* _TASK INSTRUCTIONS_:
Give only the number of lines below that contain the word "学科教学".

* _PROVIDED RECORDS_:
=====

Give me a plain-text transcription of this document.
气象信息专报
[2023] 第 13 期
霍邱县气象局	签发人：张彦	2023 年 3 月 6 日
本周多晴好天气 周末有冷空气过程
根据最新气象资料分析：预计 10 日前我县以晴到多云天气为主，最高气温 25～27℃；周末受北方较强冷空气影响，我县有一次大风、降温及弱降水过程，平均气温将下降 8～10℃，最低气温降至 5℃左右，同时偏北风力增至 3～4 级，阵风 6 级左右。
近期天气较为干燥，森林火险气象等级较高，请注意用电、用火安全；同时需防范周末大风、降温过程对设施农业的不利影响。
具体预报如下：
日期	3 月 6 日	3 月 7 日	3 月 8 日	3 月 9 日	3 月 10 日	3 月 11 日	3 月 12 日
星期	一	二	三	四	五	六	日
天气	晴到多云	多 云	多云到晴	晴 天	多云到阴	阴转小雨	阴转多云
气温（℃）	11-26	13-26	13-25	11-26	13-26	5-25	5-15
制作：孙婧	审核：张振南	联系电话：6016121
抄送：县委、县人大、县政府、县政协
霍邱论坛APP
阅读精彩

=====

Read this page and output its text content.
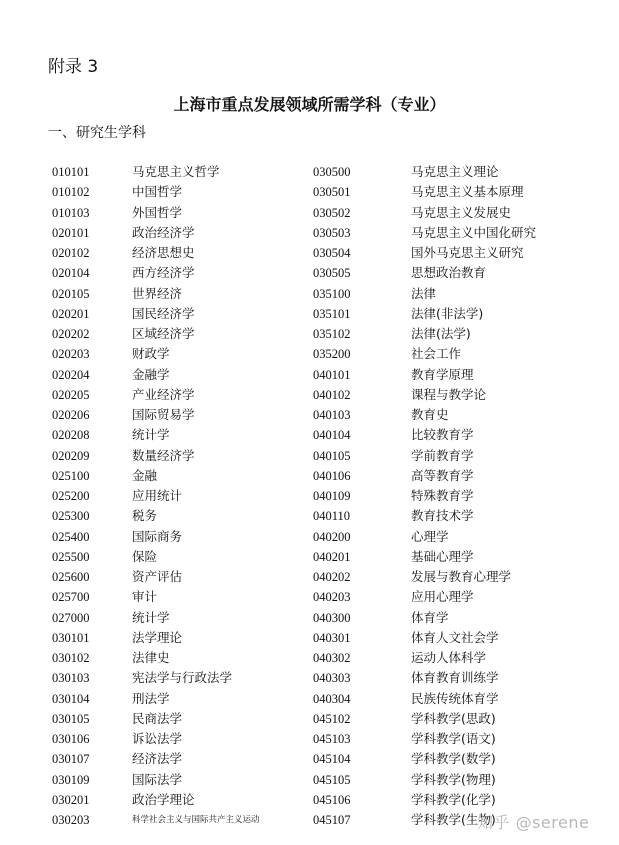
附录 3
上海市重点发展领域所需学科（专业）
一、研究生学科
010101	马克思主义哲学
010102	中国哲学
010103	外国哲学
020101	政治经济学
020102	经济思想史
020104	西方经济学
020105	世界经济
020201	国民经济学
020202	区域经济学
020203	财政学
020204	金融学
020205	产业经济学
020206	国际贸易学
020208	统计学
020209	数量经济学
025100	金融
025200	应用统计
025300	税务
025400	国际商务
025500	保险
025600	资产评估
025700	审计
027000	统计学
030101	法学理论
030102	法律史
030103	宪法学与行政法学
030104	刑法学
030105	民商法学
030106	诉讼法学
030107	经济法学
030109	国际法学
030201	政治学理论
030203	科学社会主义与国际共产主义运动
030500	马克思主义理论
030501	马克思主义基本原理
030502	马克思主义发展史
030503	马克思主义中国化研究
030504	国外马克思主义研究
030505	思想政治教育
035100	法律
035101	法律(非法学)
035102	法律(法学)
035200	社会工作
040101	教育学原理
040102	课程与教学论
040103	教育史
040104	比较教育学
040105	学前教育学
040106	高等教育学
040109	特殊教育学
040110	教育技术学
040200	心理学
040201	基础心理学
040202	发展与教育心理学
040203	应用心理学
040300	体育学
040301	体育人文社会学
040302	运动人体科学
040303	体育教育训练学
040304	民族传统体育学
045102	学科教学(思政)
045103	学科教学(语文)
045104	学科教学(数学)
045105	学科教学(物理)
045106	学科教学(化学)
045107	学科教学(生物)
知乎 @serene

=====

* _EXERCISE OUTPUT_:
6